_Instruction:_ Repeat every entry word for word, skipping the pictures.

_Data:_
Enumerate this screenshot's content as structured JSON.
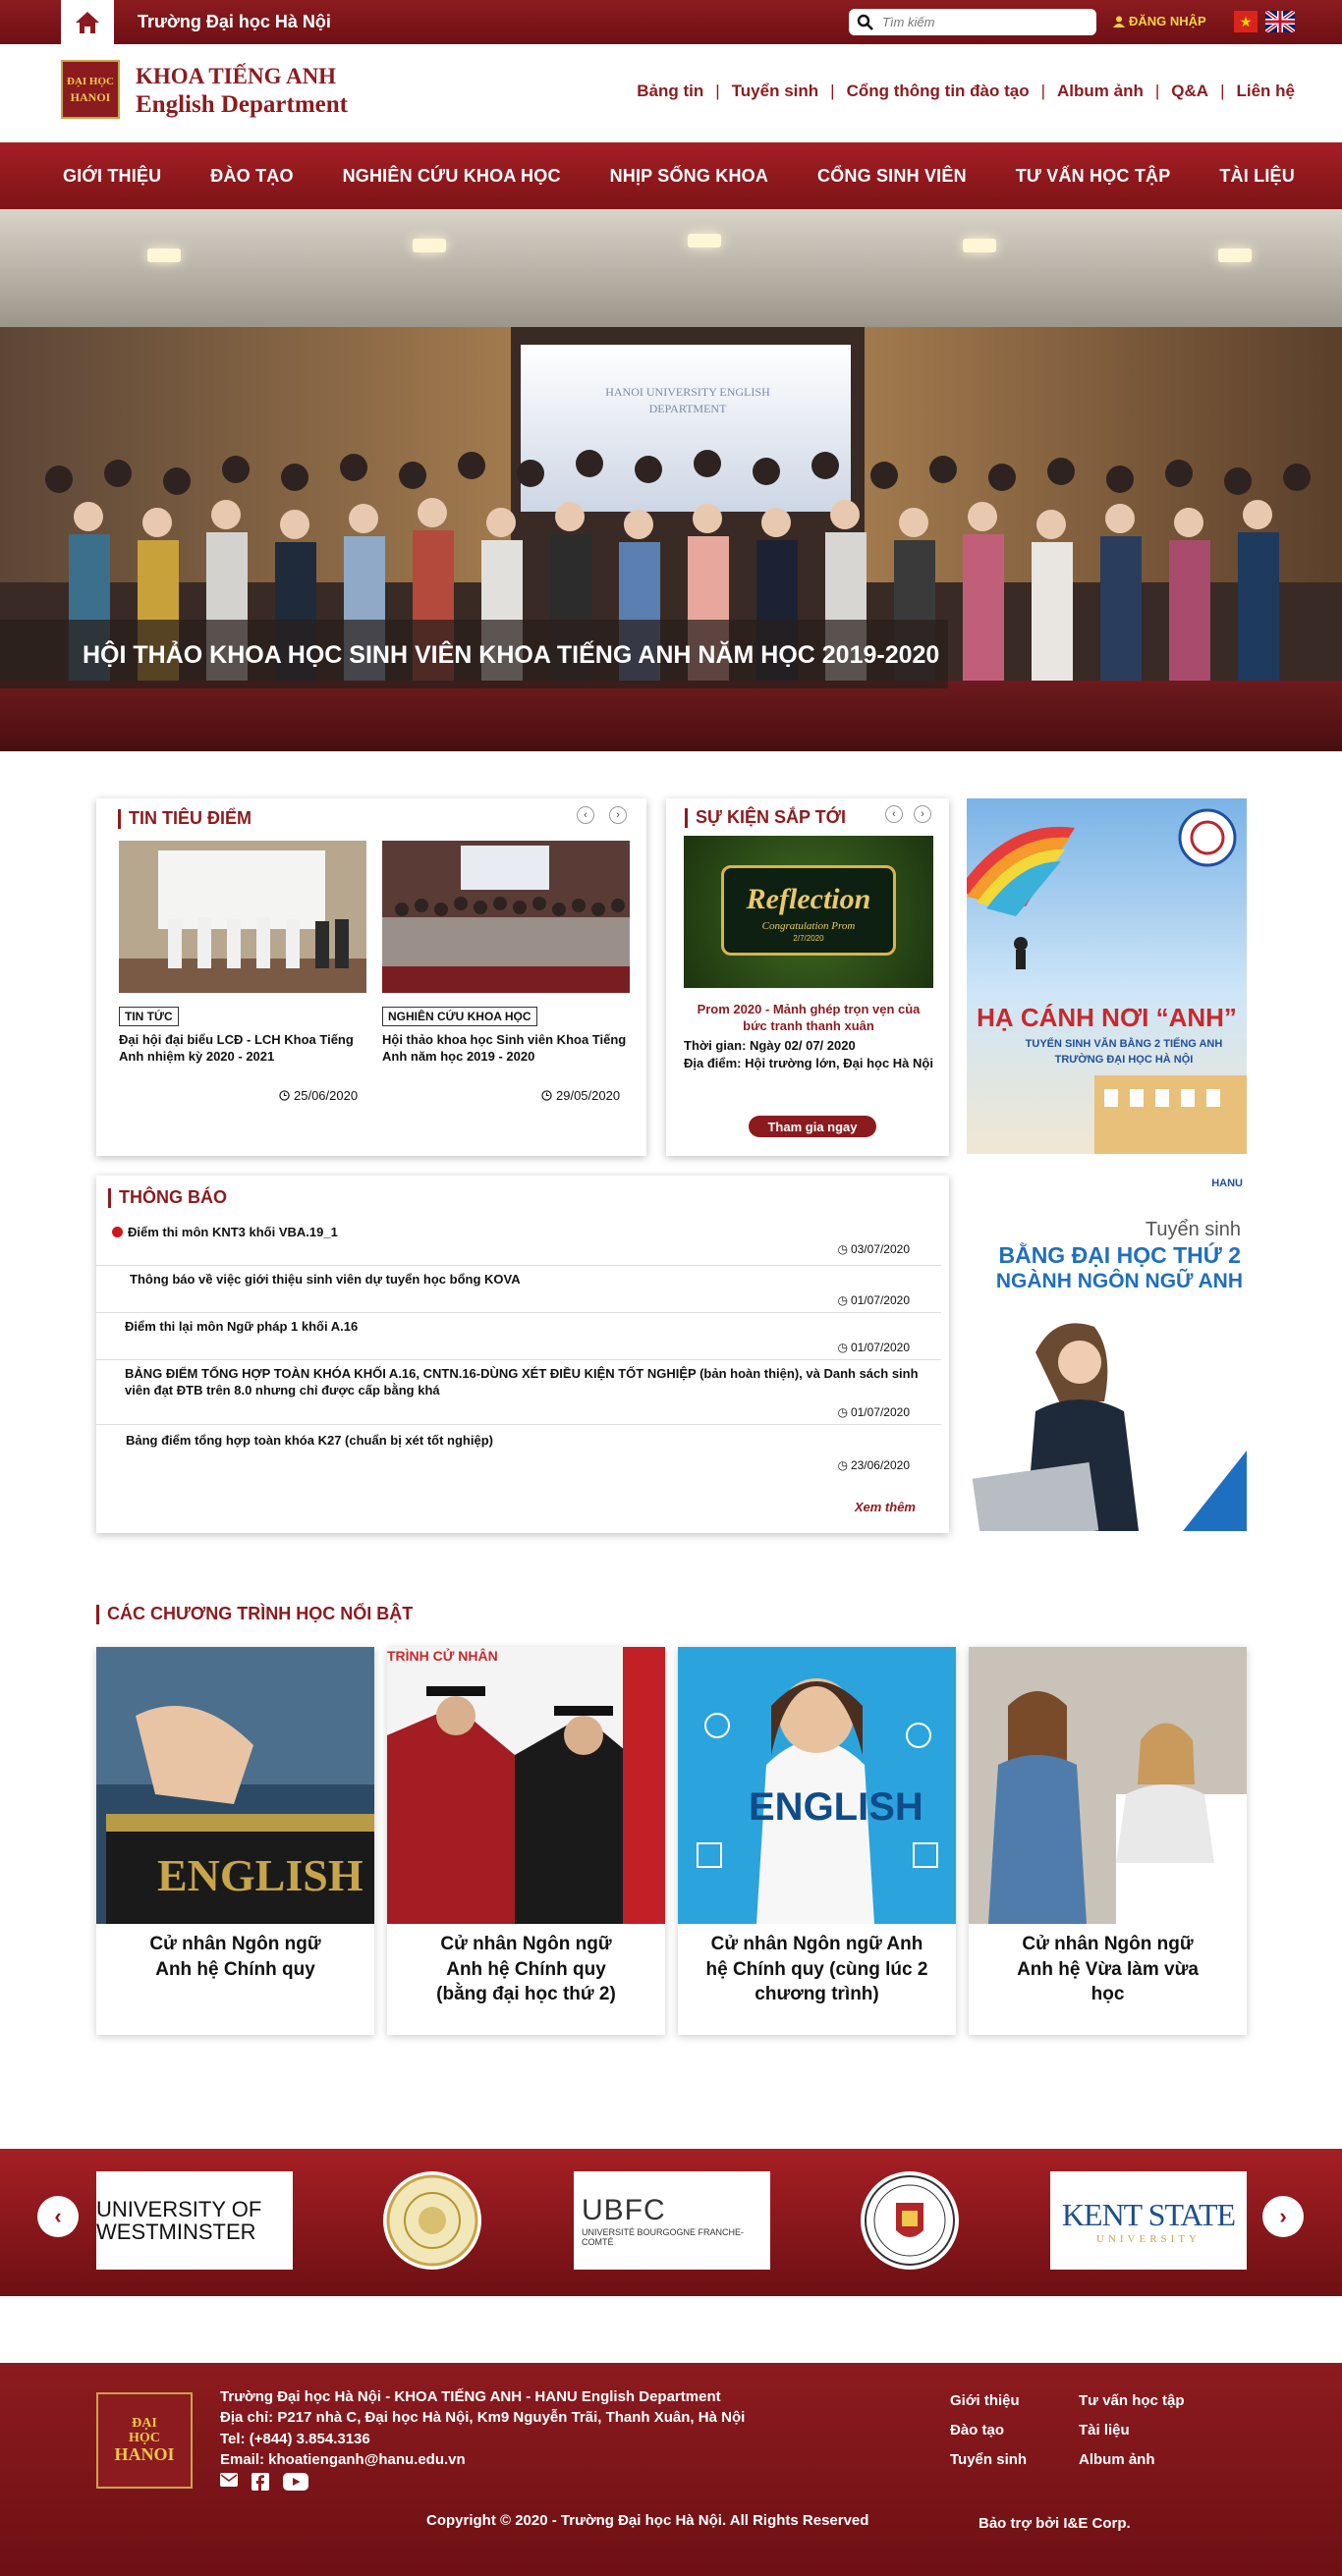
{
  "topbar": {
    "title": "Trường Đại học Hà Nội",
    "search_placeholder": "Tìm kiếm",
    "login_label": "ĐĂNG NHẬP"
  },
  "header": {
    "logo_lines": [
      "ĐẠI HỌC",
      "HANOI"
    ],
    "brand_vi": "KHOA TIẾNG ANH",
    "brand_en": "English Department",
    "quick_links": [
      "Bảng tin",
      "Tuyển sinh",
      "Cổng thông tin đào tạo",
      "Album ảnh",
      "Q&A",
      "Liên hệ"
    ]
  },
  "nav": {
    "items": [
      "GIỚI THIỆU",
      "ĐÀO TẠO",
      "NGHIÊN CỨU KHOA HỌC",
      "NHỊP SỐNG KHOA",
      "CỔNG SINH VIÊN",
      "TƯ VẤN HỌC TẬP",
      "TÀI LIỆU"
    ]
  },
  "hero": {
    "caption": "HỘI THẢO KHOA HỌC SINH VIÊN KHOA TIẾNG ANH NĂM HỌC 2019-2020",
    "screen_text": "HANOI UNIVERSITY ENGLISH DEPARTMENT"
  },
  "featured": {
    "title": "TIN TIÊU ĐIỂM",
    "items": [
      {
        "tag": "TIN TỨC",
        "title": "Đại hội đại biểu LCĐ - LCH Khoa Tiếng Anh nhiệm kỳ 2020 - 2021",
        "date": "25/06/2020"
      },
      {
        "tag": "NGHIÊN CỨU KHOA HỌC",
        "title": "Hội thảo khoa học Sinh viên Khoa Tiếng Anh năm học 2019 - 2020",
        "date": "29/05/2020"
      }
    ]
  },
  "events": {
    "title": "SỰ KIỆN SẮP TỚI",
    "poster_title": "Reflection",
    "poster_sub": "Congratulation Prom",
    "poster_date": "2/7/2020",
    "event_title": "Prom 2020 - Mảnh ghép trọn vẹn của bức tranh thanh xuân",
    "time": "Thời gian: Ngày 02/ 07/ 2020",
    "place": "Địa điểm: Hội trường lớn, Đại học Hà Nội",
    "button": "Tham gia ngay"
  },
  "banner1": {
    "headline": "HẠ CÁNH NƠI “ANH”",
    "sub1": "TUYỂN SINH VĂN BẰNG 2 TIẾNG ANH",
    "sub2": "TRƯỜNG ĐẠI HỌC HÀ NỘI"
  },
  "notices": {
    "title": "THÔNG BÁO",
    "items": [
      {
        "text": "Điểm thi môn KNT3 khối VBA.19_1",
        "date": "03/07/2020"
      },
      {
        "text": "Thông báo về việc giới thiệu sinh viên dự tuyển học bổng KOVA",
        "date": "01/07/2020"
      },
      {
        "text": "Điểm thi lại môn Ngữ pháp 1 khối A.16",
        "date": "01/07/2020"
      },
      {
        "text": "BẢNG ĐIỂM TỔNG HỢP TOÀN KHÓA KHỐI A.16, CNTN.16-DÙNG XÉT ĐIỀU KIỆN TỐT NGHIỆP (bản hoàn thiện), và Danh sách sinh viên đạt ĐTB trên 8.0 nhưng chỉ được cấp bằng khá",
        "date": "01/07/2020"
      },
      {
        "text": "Bảng điểm tổng hợp toàn khóa K27 (chuẩn bị xét tốt nghiệp)",
        "date": "23/06/2020"
      }
    ],
    "more": "Xem thêm"
  },
  "banner2": {
    "badge": "HANU",
    "line1": "Tuyển sinh",
    "line2": "BẰNG ĐẠI HỌC THỨ 2",
    "line3": "NGÀNH NGÔN NGỮ ANH"
  },
  "programs": {
    "title": "CÁC CHƯƠNG TRÌNH HỌC NỔI BẬT",
    "items": [
      {
        "label": "Cử nhân Ngôn ngữ Anh hệ Chính quy",
        "img_text": "ENGLISH"
      },
      {
        "label": "Cử nhân Ngôn ngữ Anh hệ Chính quy (bằng đại học thứ 2)",
        "img_text": "TRÌNH CỬ NHÂN"
      },
      {
        "label": "Cử nhân Ngôn ngữ Anh hệ Chính quy (cùng lúc 2 chương trình)",
        "img_text": "ENGLISH"
      },
      {
        "label": "Cử nhân Ngôn ngữ Anh hệ Vừa làm vừa học",
        "img_text": ""
      }
    ]
  },
  "partners": {
    "items": [
      "UNIVERSITY OF WESTMINSTER",
      "UBFC",
      "UNIVERSITÉ BOURGOGNE FRANCHE-COMTÉ",
      "KENT STATE",
      "UNIVERSITY"
    ]
  },
  "footer": {
    "logo_lines": [
      "ĐẠI",
      "HỌC",
      "HANOI"
    ],
    "line1": "Trường Đại học Hà Nội - KHOA TIẾNG ANH - HANU English Department",
    "line2": "Địa chỉ:  P217 nhà C, Đại học Hà Nội, Km9 Nguyễn Trãi, Thanh Xuân, Hà Nội",
    "line3": "Tel: (+844) 3.854.3136",
    "line4": "Email: khoatienganh@hanu.edu.vn",
    "links_col1": [
      "Giới thiệu",
      "Đào tạo",
      "Tuyển sinh"
    ],
    "links_col2": [
      "Tư vấn học tập",
      "Tài liệu",
      "Album ảnh"
    ],
    "copyright": "Copyright © 2020 - Trường Đại học Hà Nội. All Rights Reserved",
    "sponsor": "Bảo trợ bởi I&E Corp."
  }
}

_Response to this task:_
Enumerate this screenshot's content as structured JSON.
{
  "topbar": {
    "title": "Trường Đại học Hà Nội",
    "search_placeholder": "Tìm kiếm",
    "login_label": "ĐĂNG NHẬP"
  },
  "header": {
    "logo_lines": [
      "ĐẠI HỌC",
      "HANOI"
    ],
    "brand_vi": "KHOA TIẾNG ANH",
    "brand_en": "English Department",
    "quick_links": [
      "Bảng tin",
      "Tuyển sinh",
      "Cổng thông tin đào tạo",
      "Album ảnh",
      "Q&A",
      "Liên hệ"
    ]
  },
  "nav": {
    "items": [
      "GIỚI THIỆU",
      "ĐÀO TẠO",
      "NGHIÊN CỨU KHOA HỌC",
      "NHỊP SỐNG KHOA",
      "CỔNG SINH VIÊN",
      "TƯ VẤN HỌC TẬP",
      "TÀI LIỆU"
    ]
  },
  "hero": {
    "caption": "HỘI THẢO KHOA HỌC SINH VIÊN KHOA TIẾNG ANH NĂM HỌC 2019-2020",
    "screen_text": "HANOI UNIVERSITY ENGLISH DEPARTMENT"
  },
  "featured": {
    "title": "TIN TIÊU ĐIỂM",
    "items": [
      {
        "tag": "TIN TỨC",
        "title": "Đại hội đại biểu LCĐ - LCH Khoa Tiếng Anh nhiệm kỳ 2020 - 2021",
        "date": "25/06/2020"
      },
      {
        "tag": "NGHIÊN CỨU KHOA HỌC",
        "title": "Hội thảo khoa học Sinh viên Khoa Tiếng Anh năm học 2019 - 2020",
        "date": "29/05/2020"
      }
    ]
  },
  "events": {
    "title": "SỰ KIỆN SẮP TỚI",
    "poster_title": "Reflection",
    "poster_sub": "Congratulation Prom",
    "poster_date": "2/7/2020",
    "event_title": "Prom 2020 - Mảnh ghép trọn vẹn của bức tranh thanh xuân",
    "time": "Thời gian: Ngày 02/ 07/ 2020",
    "place": "Địa điểm: Hội trường lớn, Đại học Hà Nội",
    "button": "Tham gia ngay"
  },
  "banner1": {
    "headline": "HẠ CÁNH NƠI “ANH”",
    "sub1": "TUYỂN SINH VĂN BẰNG 2 TIẾNG ANH",
    "sub2": "TRƯỜNG ĐẠI HỌC HÀ NỘI"
  },
  "notices": {
    "title": "THÔNG BÁO",
    "items": [
      {
        "text": "Điểm thi môn KNT3 khối VBA.19_1",
        "date": "03/07/2020"
      },
      {
        "text": "Thông báo về việc giới thiệu sinh viên dự tuyển học bổng KOVA",
        "date": "01/07/2020"
      },
      {
        "text": "Điểm thi lại môn Ngữ pháp 1 khối A.16",
        "date": "01/07/2020"
      },
      {
        "text": "BẢNG ĐIỂM TỔNG HỢP TOÀN KHÓA KHỐI A.16, CNTN.16-DÙNG XÉT ĐIỀU KIỆN TỐT NGHIỆP (bản hoàn thiện), và Danh sách sinh viên đạt ĐTB trên 8.0 nhưng chỉ được cấp bằng khá",
        "date": "01/07/2020"
      },
      {
        "text": "Bảng điểm tổng hợp toàn khóa K27 (chuẩn bị xét tốt nghiệp)",
        "date": "23/06/2020"
      }
    ],
    "more": "Xem thêm"
  },
  "banner2": {
    "badge": "HANU",
    "line1": "Tuyển sinh",
    "line2": "BẰNG ĐẠI HỌC THỨ 2",
    "line3": "NGÀNH NGÔN NGỮ ANH"
  },
  "programs": {
    "title": "CÁC CHƯƠNG TRÌNH HỌC NỔI BẬT",
    "items": [
      {
        "label": "Cử nhân Ngôn ngữ Anh hệ Chính quy",
        "img_text": "ENGLISH"
      },
      {
        "label": "Cử nhân Ngôn ngữ Anh hệ Chính quy (bằng đại học thứ 2)",
        "img_text": "TRÌNH CỬ NHÂN"
      },
      {
        "label": "Cử nhân Ngôn ngữ Anh hệ Chính quy (cùng lúc 2 chương trình)",
        "img_text": "ENGLISH"
      },
      {
        "label": "Cử nhân Ngôn ngữ Anh hệ Vừa làm vừa học",
        "img_text": ""
      }
    ]
  },
  "partners": {
    "items": [
      "UNIVERSITY OF WESTMINSTER",
      "UBFC",
      "UNIVERSITÉ BOURGOGNE FRANCHE-COMTÉ",
      "KENT STATE",
      "UNIVERSITY"
    ]
  },
  "footer": {
    "logo_lines": [
      "ĐẠI",
      "HỌC",
      "HANOI"
    ],
    "line1": "Trường Đại học Hà Nội - KHOA TIẾNG ANH - HANU English Department",
    "line2": "Địa chỉ:  P217 nhà C, Đại học Hà Nội, Km9 Nguyễn Trãi, Thanh Xuân, Hà Nội",
    "line3": "Tel: (+844) 3.854.3136",
    "line4": "Email: khoatienganh@hanu.edu.vn",
    "links_col1": [
      "Giới thiệu",
      "Đào tạo",
      "Tuyển sinh"
    ],
    "links_col2": [
      "Tư vấn học tập",
      "Tài liệu",
      "Album ảnh"
    ],
    "copyright": "Copyright © 2020 - Trường Đại học Hà Nội. All Rights Reserved",
    "sponsor": "Bảo trợ bởi I&E Corp."
  }
}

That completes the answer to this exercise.